* [Work to do]
Copy all lines below containing "switch".
▶
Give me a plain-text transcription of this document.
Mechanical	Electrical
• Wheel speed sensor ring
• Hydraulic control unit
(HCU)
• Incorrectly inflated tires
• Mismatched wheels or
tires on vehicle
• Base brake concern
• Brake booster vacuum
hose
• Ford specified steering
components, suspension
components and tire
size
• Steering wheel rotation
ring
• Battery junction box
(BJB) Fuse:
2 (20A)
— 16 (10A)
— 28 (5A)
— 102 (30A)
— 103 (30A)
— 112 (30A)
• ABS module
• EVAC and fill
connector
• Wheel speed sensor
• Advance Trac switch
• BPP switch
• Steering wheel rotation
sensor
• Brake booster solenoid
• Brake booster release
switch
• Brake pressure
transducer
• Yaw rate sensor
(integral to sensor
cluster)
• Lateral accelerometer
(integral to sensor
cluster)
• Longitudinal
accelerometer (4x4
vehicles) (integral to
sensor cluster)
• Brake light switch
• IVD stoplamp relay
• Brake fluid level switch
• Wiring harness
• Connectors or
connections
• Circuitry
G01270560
◀
▶
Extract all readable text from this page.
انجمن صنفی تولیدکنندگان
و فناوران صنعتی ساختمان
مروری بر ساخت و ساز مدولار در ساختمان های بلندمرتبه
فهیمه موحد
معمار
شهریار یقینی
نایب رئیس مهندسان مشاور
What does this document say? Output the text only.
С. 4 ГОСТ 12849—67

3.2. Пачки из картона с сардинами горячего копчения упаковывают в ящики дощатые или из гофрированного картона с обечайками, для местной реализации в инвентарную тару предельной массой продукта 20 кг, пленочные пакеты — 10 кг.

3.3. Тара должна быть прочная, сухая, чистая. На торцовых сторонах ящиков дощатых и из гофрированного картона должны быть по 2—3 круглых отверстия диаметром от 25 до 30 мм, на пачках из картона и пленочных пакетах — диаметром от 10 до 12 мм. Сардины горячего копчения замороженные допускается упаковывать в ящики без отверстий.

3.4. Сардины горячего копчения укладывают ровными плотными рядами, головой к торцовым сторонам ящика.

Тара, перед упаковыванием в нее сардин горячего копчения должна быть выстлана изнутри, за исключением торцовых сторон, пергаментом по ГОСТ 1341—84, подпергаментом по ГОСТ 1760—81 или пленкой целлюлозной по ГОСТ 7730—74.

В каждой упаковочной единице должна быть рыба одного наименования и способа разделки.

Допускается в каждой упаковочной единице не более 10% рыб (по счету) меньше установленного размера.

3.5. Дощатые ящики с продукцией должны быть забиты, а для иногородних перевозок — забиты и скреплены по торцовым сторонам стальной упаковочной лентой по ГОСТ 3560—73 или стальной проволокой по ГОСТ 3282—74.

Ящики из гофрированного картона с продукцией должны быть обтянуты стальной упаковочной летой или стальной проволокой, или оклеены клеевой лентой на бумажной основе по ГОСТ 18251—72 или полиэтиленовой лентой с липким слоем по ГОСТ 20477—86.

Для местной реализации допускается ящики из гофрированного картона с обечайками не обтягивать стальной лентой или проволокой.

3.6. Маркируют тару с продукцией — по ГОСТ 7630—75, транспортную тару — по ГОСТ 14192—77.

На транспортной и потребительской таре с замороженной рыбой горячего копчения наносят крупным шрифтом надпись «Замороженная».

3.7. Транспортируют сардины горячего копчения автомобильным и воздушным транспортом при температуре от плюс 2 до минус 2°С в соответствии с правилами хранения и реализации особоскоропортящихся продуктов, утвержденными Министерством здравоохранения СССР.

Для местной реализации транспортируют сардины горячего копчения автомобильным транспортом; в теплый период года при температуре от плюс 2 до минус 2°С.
◀
▶
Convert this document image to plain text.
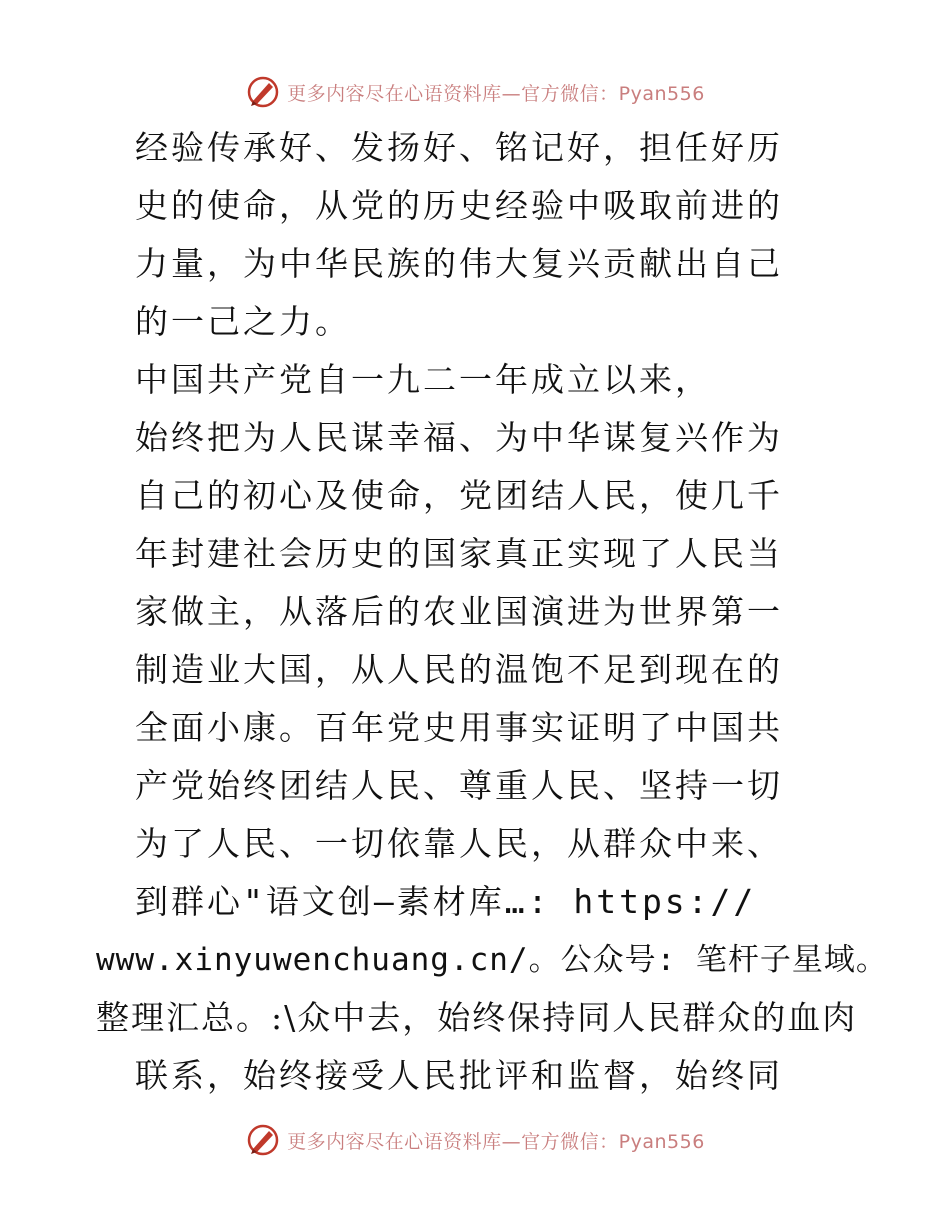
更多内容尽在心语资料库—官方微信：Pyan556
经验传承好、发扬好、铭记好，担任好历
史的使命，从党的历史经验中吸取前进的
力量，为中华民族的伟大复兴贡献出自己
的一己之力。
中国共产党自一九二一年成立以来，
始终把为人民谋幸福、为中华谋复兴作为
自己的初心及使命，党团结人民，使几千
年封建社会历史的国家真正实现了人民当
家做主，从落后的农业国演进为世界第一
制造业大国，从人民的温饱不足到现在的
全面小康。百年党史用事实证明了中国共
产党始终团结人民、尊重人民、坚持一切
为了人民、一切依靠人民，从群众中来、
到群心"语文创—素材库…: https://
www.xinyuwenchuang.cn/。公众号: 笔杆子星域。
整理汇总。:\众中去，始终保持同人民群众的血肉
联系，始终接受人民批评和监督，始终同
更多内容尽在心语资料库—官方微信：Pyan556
◀
* [Expected answer]
• Advance Trac switch
• BPP switch
switch
• Brake light switch
• Brake fluid level switch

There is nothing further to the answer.